__Given instruction__
Give every line of the material again, exactly as written.

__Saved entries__
((

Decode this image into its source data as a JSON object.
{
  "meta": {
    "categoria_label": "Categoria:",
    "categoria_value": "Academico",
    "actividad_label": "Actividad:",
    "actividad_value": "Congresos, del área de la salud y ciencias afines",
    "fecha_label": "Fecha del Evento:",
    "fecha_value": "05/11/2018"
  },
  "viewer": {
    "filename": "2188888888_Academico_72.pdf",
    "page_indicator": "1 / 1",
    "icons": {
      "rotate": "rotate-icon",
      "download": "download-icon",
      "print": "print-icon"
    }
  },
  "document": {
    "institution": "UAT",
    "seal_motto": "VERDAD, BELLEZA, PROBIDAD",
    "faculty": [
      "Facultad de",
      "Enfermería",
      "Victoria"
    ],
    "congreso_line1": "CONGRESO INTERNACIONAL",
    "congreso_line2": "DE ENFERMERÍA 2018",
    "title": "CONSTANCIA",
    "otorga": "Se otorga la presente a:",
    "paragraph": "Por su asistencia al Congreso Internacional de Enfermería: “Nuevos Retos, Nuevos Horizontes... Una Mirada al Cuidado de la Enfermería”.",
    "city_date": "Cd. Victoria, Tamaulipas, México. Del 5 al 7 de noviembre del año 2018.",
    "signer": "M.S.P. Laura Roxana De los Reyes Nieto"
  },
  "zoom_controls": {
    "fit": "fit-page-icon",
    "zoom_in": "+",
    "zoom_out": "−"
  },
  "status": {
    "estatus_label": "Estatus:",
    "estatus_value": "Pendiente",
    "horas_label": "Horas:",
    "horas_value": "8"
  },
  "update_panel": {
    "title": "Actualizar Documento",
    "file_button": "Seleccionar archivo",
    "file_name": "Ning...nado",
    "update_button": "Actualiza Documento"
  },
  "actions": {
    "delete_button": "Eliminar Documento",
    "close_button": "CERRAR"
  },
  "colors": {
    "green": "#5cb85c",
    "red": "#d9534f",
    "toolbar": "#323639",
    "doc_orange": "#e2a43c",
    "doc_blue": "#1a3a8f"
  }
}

))

__The solution__
Decode this image into its source data as a JSON object.
{
  "meta": {
    "categoria_label": "Categoria:",
    "categoria_value": "Academico",
    "actividad_label": "Actividad:",
    "actividad_value": "Congresos, del área de la salud y ciencias afines",
    "fecha_label": "Fecha del Evento:",
    "fecha_value": "05/11/2018"
  },
  "viewer": {
    "filename": "2188888888_Academico_72.pdf",
    "page_indicator": "1 / 1",
    "icons": {
      "rotate": "rotate-icon",
      "download": "download-icon",
      "print": "print-icon"
    }
  },
  "document": {
    "institution": "UAT",
    "seal_motto": "VERDAD, BELLEZA, PROBIDAD",
    "faculty": [
      "Facultad de",
      "Enfermería",
      "Victoria"
    ],
    "congreso_line1": "CONGRESO INTERNACIONAL",
    "congreso_line2": "DE ENFERMERÍA 2018",
    "title": "CONSTANCIA",
    "otorga": "Se otorga la presente a:",
    "paragraph": "Por su asistencia al Congreso Internacional de Enfermería: “Nuevos Retos, Nuevos Horizontes... Una Mirada al Cuidado de la Enfermería”.",
    "city_date": "Cd. Victoria, Tamaulipas, México. Del 5 al 7 de noviembre del año 2018.",
    "signer": "M.S.P. Laura Roxana De los Reyes Nieto"
  },
  "zoom_controls": {
    "fit": "fit-page-icon",
    "zoom_in": "+",
    "zoom_out": "−"
  },
  "status": {
    "estatus_label": "Estatus:",
    "estatus_value": "Pendiente",
    "horas_label": "Horas:",
    "horas_value": "8"
  },
  "update_panel": {
    "title": "Actualizar Documento",
    "file_button": "Seleccionar archivo",
    "file_name": "Ning...nado",
    "update_button": "Actualiza Documento"
  },
  "actions": {
    "delete_button": "Eliminar Documento",
    "close_button": "CERRAR"
  },
  "colors": {
    "green": "#5cb85c",
    "red": "#d9534f",
    "toolbar": "#323639",
    "doc_orange": "#e2a43c",
    "doc_blue": "#1a3a8f"
  }
}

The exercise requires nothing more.